Excerpt from a dataset:

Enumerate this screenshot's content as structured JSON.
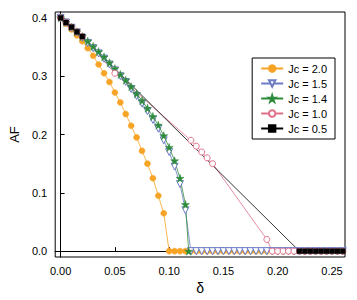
{
  "chart_data": {
    "type": "line",
    "x_label": "δ",
    "y_label": "AF",
    "xlim": [
      -0.005,
      0.262
    ],
    "ylim": [
      -0.01,
      0.41
    ],
    "xticks": [
      {
        "value": 0,
        "label": "0.00"
      },
      {
        "value": 0.05,
        "label": "0.05"
      },
      {
        "value": 0.1,
        "label": "0.10"
      },
      {
        "value": 0.15,
        "label": "0.15"
      },
      {
        "value": 0.2,
        "label": "0.20"
      },
      {
        "value": 0.25,
        "label": "0.25"
      }
    ],
    "yticks": [
      {
        "value": 0,
        "label": "0.0"
      },
      {
        "value": 0.1,
        "label": "0.1"
      },
      {
        "value": 0.2,
        "label": "0.2"
      },
      {
        "value": 0.3,
        "label": "0.3"
      },
      {
        "value": 0.4,
        "label": "0.4"
      }
    ],
    "grid": false,
    "legend": "upper right",
    "series": [
      {
        "name": "Jc = 2.0",
        "color": "#f7a325",
        "marker": "circle",
        "x": [
          0,
          0.005,
          0.01,
          0.015,
          0.02,
          0.025,
          0.03,
          0.035,
          0.04,
          0.045,
          0.05,
          0.055,
          0.06,
          0.065,
          0.07,
          0.075,
          0.08,
          0.085,
          0.09,
          0.095,
          0.1,
          0.105,
          0.11,
          0.115,
          0.12,
          0.125,
          0.13,
          0.135,
          0.14,
          0.145,
          0.15,
          0.155,
          0.16,
          0.165,
          0.17,
          0.175,
          0.18,
          0.185,
          0.19,
          0.195,
          0.2,
          0.205,
          0.21,
          0.215,
          0.22,
          0.225,
          0.23,
          0.235,
          0.24,
          0.245,
          0.25,
          0.255,
          0.26
        ],
        "values": [
          0.4,
          0.39,
          0.38,
          0.37,
          0.36,
          0.348,
          0.335,
          0.32,
          0.305,
          0.29,
          0.272,
          0.255,
          0.235,
          0.215,
          0.195,
          0.172,
          0.15,
          0.125,
          0.095,
          0.065,
          0.0,
          0,
          0,
          0,
          0,
          0,
          0,
          0,
          0,
          0,
          0,
          0,
          0,
          0,
          0,
          0,
          0,
          0,
          0,
          0,
          0,
          0,
          0,
          0,
          0,
          0,
          0,
          0,
          0,
          0,
          0,
          0,
          0
        ]
      },
      {
        "name": "Jc = 1.5",
        "color": "#6b7bc4",
        "marker": "open_triangle_down",
        "x": [
          0,
          0.005,
          0.01,
          0.015,
          0.02,
          0.025,
          0.03,
          0.035,
          0.04,
          0.045,
          0.05,
          0.055,
          0.06,
          0.065,
          0.07,
          0.075,
          0.08,
          0.085,
          0.09,
          0.095,
          0.1,
          0.105,
          0.11,
          0.115,
          0.12,
          0.125,
          0.13,
          0.135,
          0.14,
          0.145,
          0.15,
          0.155,
          0.16,
          0.165,
          0.17,
          0.175,
          0.18,
          0.185,
          0.19,
          0.195,
          0.2,
          0.205,
          0.21,
          0.215,
          0.22,
          0.225,
          0.23,
          0.235,
          0.24,
          0.245,
          0.25,
          0.255,
          0.26
        ],
        "values": [
          0.4,
          0.392,
          0.383,
          0.375,
          0.366,
          0.357,
          0.348,
          0.339,
          0.33,
          0.32,
          0.31,
          0.3,
          0.29,
          0.278,
          0.266,
          0.253,
          0.24,
          0.225,
          0.21,
          0.19,
          0.17,
          0.145,
          0.115,
          0.07,
          0.0,
          0,
          0,
          0,
          0,
          0,
          0,
          0,
          0,
          0,
          0,
          0,
          0,
          0,
          0,
          0,
          0,
          0,
          0,
          0,
          0,
          0,
          0,
          0,
          0,
          0,
          0,
          0,
          0
        ]
      },
      {
        "name": "Jc = 1.4",
        "color": "#2e8b3c",
        "marker": "star",
        "x": [
          0,
          0.005,
          0.01,
          0.015,
          0.02,
          0.025,
          0.03,
          0.035,
          0.04,
          0.045,
          0.05,
          0.055,
          0.06,
          0.065,
          0.07,
          0.075,
          0.08,
          0.085,
          0.09,
          0.095,
          0.1,
          0.105,
          0.11,
          0.115,
          0.118
        ],
        "values": [
          0.4,
          0.392,
          0.384,
          0.376,
          0.368,
          0.36,
          0.351,
          0.342,
          0.333,
          0.323,
          0.313,
          0.303,
          0.293,
          0.282,
          0.27,
          0.258,
          0.245,
          0.231,
          0.216,
          0.198,
          0.178,
          0.155,
          0.125,
          0.08,
          0.0
        ]
      },
      {
        "name": "Jc = 1.0",
        "color": "#e0708a",
        "marker": "open_circle",
        "x": [
          0,
          0.005,
          0.01,
          0.015,
          0.02,
          0.05,
          0.12,
          0.125,
          0.13,
          0.135,
          0.14,
          0.19,
          0.195,
          0.2,
          0.205,
          0.21,
          0.215,
          0.22,
          0.225,
          0.23,
          0.235,
          0.24,
          0.245,
          0.25,
          0.255,
          0.26
        ],
        "values": [
          0.4,
          0.392,
          0.384,
          0.376,
          0.368,
          0.305,
          0.19,
          0.18,
          0.17,
          0.16,
          0.15,
          0.02,
          0.0,
          0,
          0,
          0,
          0,
          0,
          0,
          0,
          0,
          0,
          0,
          0,
          0,
          0
        ]
      },
      {
        "name": "Jc = 0.5",
        "color": "#000000",
        "marker": "square",
        "x": [
          0,
          0.005,
          0.01,
          0.015,
          0.02,
          0.22,
          0.225,
          0.23,
          0.235,
          0.24,
          0.245,
          0.25,
          0.255,
          0.26
        ],
        "values": [
          0.4,
          0.392,
          0.384,
          0.376,
          0.368,
          0.0,
          0,
          0,
          0,
          0,
          0,
          0,
          0,
          0
        ]
      }
    ]
  }
}
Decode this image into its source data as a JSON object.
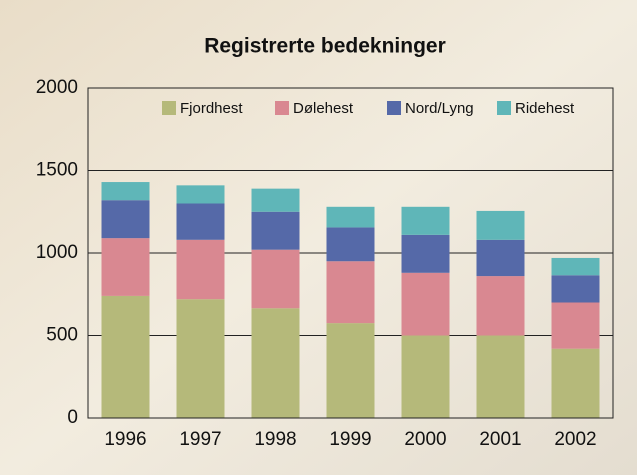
{
  "chart_data": {
    "type": "bar",
    "stacked": true,
    "title": "Registrerte bedekninger",
    "categories": [
      "1996",
      "1997",
      "1998",
      "1999",
      "2000",
      "2001",
      "2002"
    ],
    "series": [
      {
        "name": "Fjordhest",
        "color": "#b5b97a",
        "values": [
          740,
          720,
          665,
          575,
          500,
          500,
          420
        ]
      },
      {
        "name": "Dølehest",
        "color": "#d98891",
        "values": [
          350,
          360,
          355,
          375,
          380,
          360,
          280
        ]
      },
      {
        "name": "Nord/Lyng",
        "color": "#5569a8",
        "values": [
          230,
          220,
          230,
          205,
          230,
          220,
          165
        ]
      },
      {
        "name": "Ridehest",
        "color": "#5fb6b8",
        "values": [
          110,
          110,
          140,
          125,
          170,
          175,
          105
        ]
      }
    ],
    "ylim": [
      0,
      2000
    ],
    "yticks": [
      0,
      500,
      1000,
      1500,
      2000
    ],
    "grid": true
  }
}
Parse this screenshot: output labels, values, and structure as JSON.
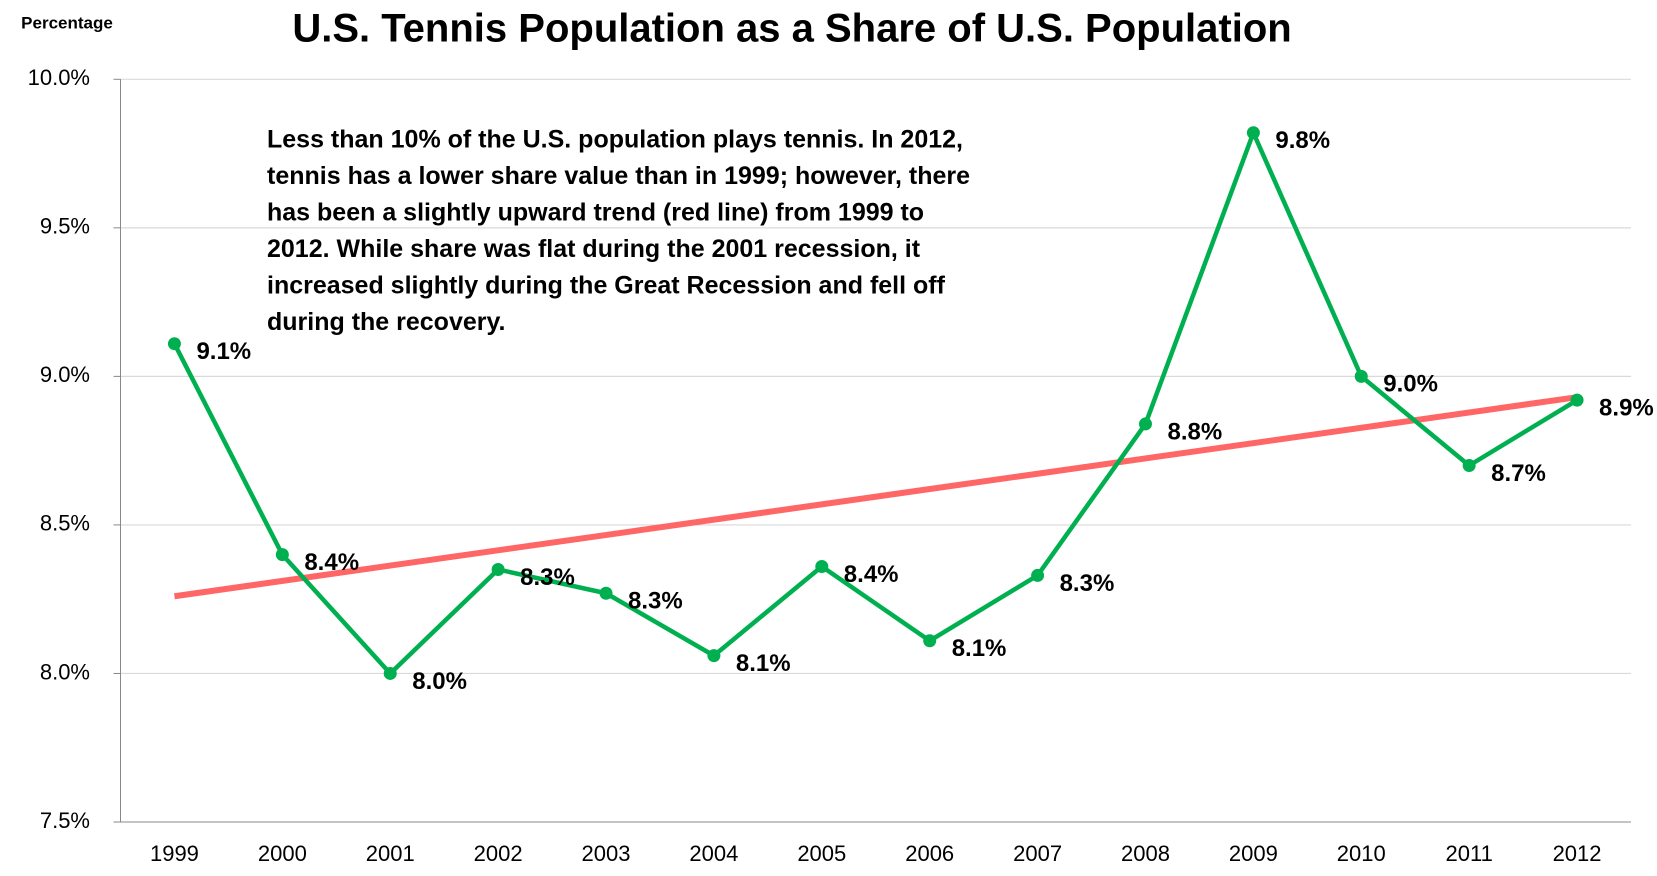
{
  "chart_data": {
    "type": "line",
    "title": "U.S. Tennis Population as a Share of U.S. Population",
    "y_axis_label": "Percentage",
    "annotation": [
      "Less than 10% of the U.S. population plays tennis. In 2012,",
      "tennis has a lower share value than in 1999; however, there",
      "has been a slightly upward trend (red line) from 1999 to",
      "2012.  While share was flat during the 2001 recession, it",
      "increased slightly during the Great Recession and fell off",
      "during the recovery."
    ],
    "categories": [
      "1999",
      "2000",
      "2001",
      "2002",
      "2003",
      "2004",
      "2005",
      "2006",
      "2007",
      "2008",
      "2009",
      "2010",
      "2011",
      "2012"
    ],
    "series": [
      {
        "name": "Share",
        "color": "#00b050",
        "values": [
          9.11,
          8.4,
          8.0,
          8.35,
          8.27,
          8.06,
          8.36,
          8.11,
          8.33,
          8.84,
          9.82,
          9.0,
          8.7,
          8.92
        ],
        "value_labels": [
          "9.1%",
          "8.4%",
          "8.0%",
          "8.3%",
          "8.3%",
          "8.1%",
          "8.4%",
          "8.1%",
          "8.3%",
          "8.8%",
          "9.8%",
          "9.0%",
          "8.7%",
          "8.9%"
        ]
      }
    ],
    "trendline": {
      "color": "#ff6666",
      "start": 8.26,
      "end": 8.93
    },
    "ylim": [
      7.5,
      10
    ],
    "yticks": [
      {
        "value": 7.5,
        "label": "7.5%"
      },
      {
        "value": 8,
        "label": "8.0%"
      },
      {
        "value": 8.5,
        "label": "8.5%"
      },
      {
        "value": 9,
        "label": "9.0%"
      },
      {
        "value": 9.5,
        "label": "9.5%"
      },
      {
        "value": 10,
        "label": "10.0%"
      }
    ],
    "grid": true
  }
}
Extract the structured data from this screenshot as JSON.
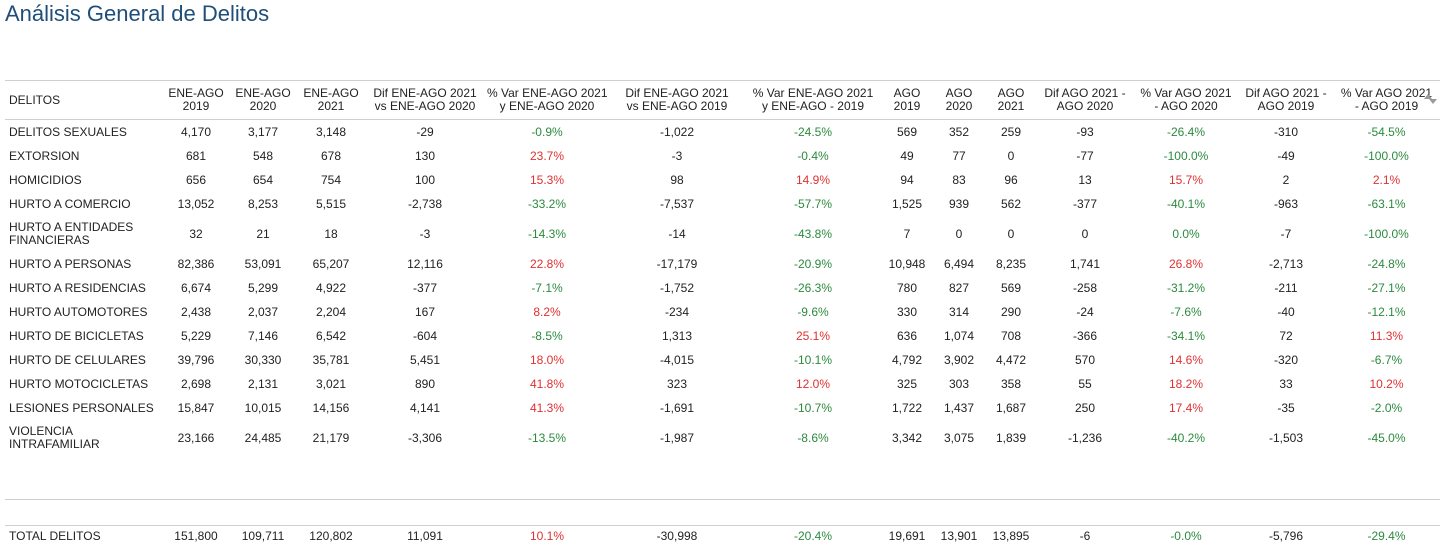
{
  "title": "Análisis General de Delitos",
  "columns": [
    [
      "DELITOS"
    ],
    [
      "ENE-AGO",
      "2019"
    ],
    [
      "ENE-AGO",
      "2020"
    ],
    [
      "ENE-AGO",
      "2021"
    ],
    [
      "Dif ENE-AGO 2021",
      "vs ENE-AGO 2020"
    ],
    [
      "% Var ENE-AGO 2021",
      "y ENE-AGO 2020"
    ],
    [
      "Dif ENE-AGO 2021",
      "vs ENE-AGO 2019"
    ],
    [
      "% Var ENE-AGO 2021",
      "y ENE-AGO - 2019"
    ],
    [
      "AGO",
      "2019"
    ],
    [
      "AGO",
      "2020"
    ],
    [
      "AGO",
      "2021"
    ],
    [
      "Dif AGO 2021 -",
      "AGO 2020"
    ],
    [
      "% Var AGO 2021",
      "- AGO 2020"
    ],
    [
      "Dif AGO 2021 -",
      "AGO 2019"
    ],
    [
      "% Var AGO 2021",
      "- AGO 2019"
    ]
  ],
  "rows": [
    [
      "DELITOS SEXUALES",
      "4,170",
      "3,177",
      "3,148",
      "-29",
      "-0.9%",
      "-1,022",
      "-24.5%",
      "569",
      "352",
      "259",
      "-93",
      "-26.4%",
      "-310",
      "-54.5%"
    ],
    [
      "EXTORSION",
      "681",
      "548",
      "678",
      "130",
      "23.7%",
      "-3",
      "-0.4%",
      "49",
      "77",
      "0",
      "-77",
      "-100.0%",
      "-49",
      "-100.0%"
    ],
    [
      "HOMICIDIOS",
      "656",
      "654",
      "754",
      "100",
      "15.3%",
      "98",
      "14.9%",
      "94",
      "83",
      "96",
      "13",
      "15.7%",
      "2",
      "2.1%"
    ],
    [
      "HURTO A COMERCIO",
      "13,052",
      "8,253",
      "5,515",
      "-2,738",
      "-33.2%",
      "-7,537",
      "-57.7%",
      "1,525",
      "939",
      "562",
      "-377",
      "-40.1%",
      "-963",
      "-63.1%"
    ],
    [
      "HURTO A ENTIDADES FINANCIERAS",
      "32",
      "21",
      "18",
      "-3",
      "-14.3%",
      "-14",
      "-43.8%",
      "7",
      "0",
      "0",
      "0",
      "0.0%",
      "-7",
      "-100.0%"
    ],
    [
      "HURTO A PERSONAS",
      "82,386",
      "53,091",
      "65,207",
      "12,116",
      "22.8%",
      "-17,179",
      "-20.9%",
      "10,948",
      "6,494",
      "8,235",
      "1,741",
      "26.8%",
      "-2,713",
      "-24.8%"
    ],
    [
      "HURTO A RESIDENCIAS",
      "6,674",
      "5,299",
      "4,922",
      "-377",
      "-7.1%",
      "-1,752",
      "-26.3%",
      "780",
      "827",
      "569",
      "-258",
      "-31.2%",
      "-211",
      "-27.1%"
    ],
    [
      "HURTO AUTOMOTORES",
      "2,438",
      "2,037",
      "2,204",
      "167",
      "8.2%",
      "-234",
      "-9.6%",
      "330",
      "314",
      "290",
      "-24",
      "-7.6%",
      "-40",
      "-12.1%"
    ],
    [
      "HURTO DE BICICLETAS",
      "5,229",
      "7,146",
      "6,542",
      "-604",
      "-8.5%",
      "1,313",
      "25.1%",
      "636",
      "1,074",
      "708",
      "-366",
      "-34.1%",
      "72",
      "11.3%"
    ],
    [
      "HURTO DE CELULARES",
      "39,796",
      "30,330",
      "35,781",
      "5,451",
      "18.0%",
      "-4,015",
      "-10.1%",
      "4,792",
      "3,902",
      "4,472",
      "570",
      "14.6%",
      "-320",
      "-6.7%"
    ],
    [
      "HURTO MOTOCICLETAS",
      "2,698",
      "2,131",
      "3,021",
      "890",
      "41.8%",
      "323",
      "12.0%",
      "325",
      "303",
      "358",
      "55",
      "18.2%",
      "33",
      "10.2%"
    ],
    [
      "LESIONES PERSONALES",
      "15,847",
      "10,015",
      "14,156",
      "4,141",
      "41.3%",
      "-1,691",
      "-10.7%",
      "1,722",
      "1,437",
      "1,687",
      "250",
      "17.4%",
      "-35",
      "-2.0%"
    ],
    [
      "VIOLENCIA INTRAFAMILIAR",
      "23,166",
      "24,485",
      "21,179",
      "-3,306",
      "-13.5%",
      "-1,987",
      "-8.6%",
      "3,342",
      "3,075",
      "1,839",
      "-1,236",
      "-40.2%",
      "-1,503",
      "-45.0%"
    ]
  ],
  "total": [
    "TOTAL DELITOS",
    "151,800",
    "109,711",
    "120,802",
    "11,091",
    "10.1%",
    "-30,998",
    "-20.4%",
    "19,691",
    "13,901",
    "13,895",
    "-6",
    "-0.0%",
    "-5,796",
    "-29.4%"
  ],
  "colors": {
    "positive": "#e03131",
    "negative": "#2b8a3e",
    "title": "#1f4e79"
  },
  "icons": {
    "sort": "sort-arrows-icon"
  }
}
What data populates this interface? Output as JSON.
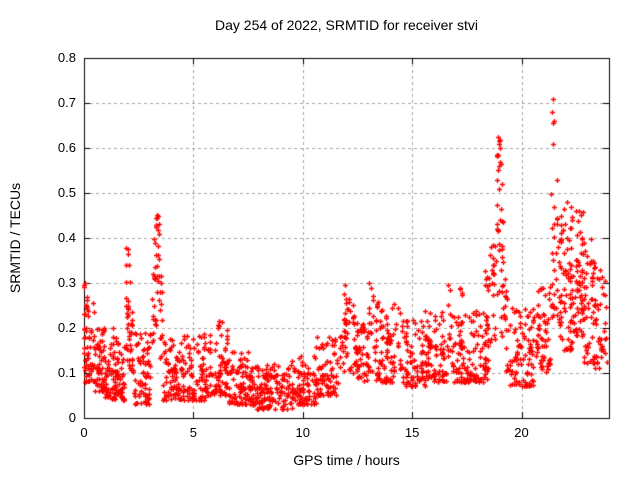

> _Exercise_
Extract every line containing the string "name" from the data above.

> _Solution to this exercise_
        "name": "Jc = 2.0",
        "name": "Jc = 1.5",
        "name": "Jc = 1.4",
        "name": "Jc = 1.0",
        "name": "Jc = 0.5",
        "name": "Fjordhest",
        "name": "Dølehest",
        "name": "Nord/Lyng",
        "name": "Ridehest",
        "name": "Share",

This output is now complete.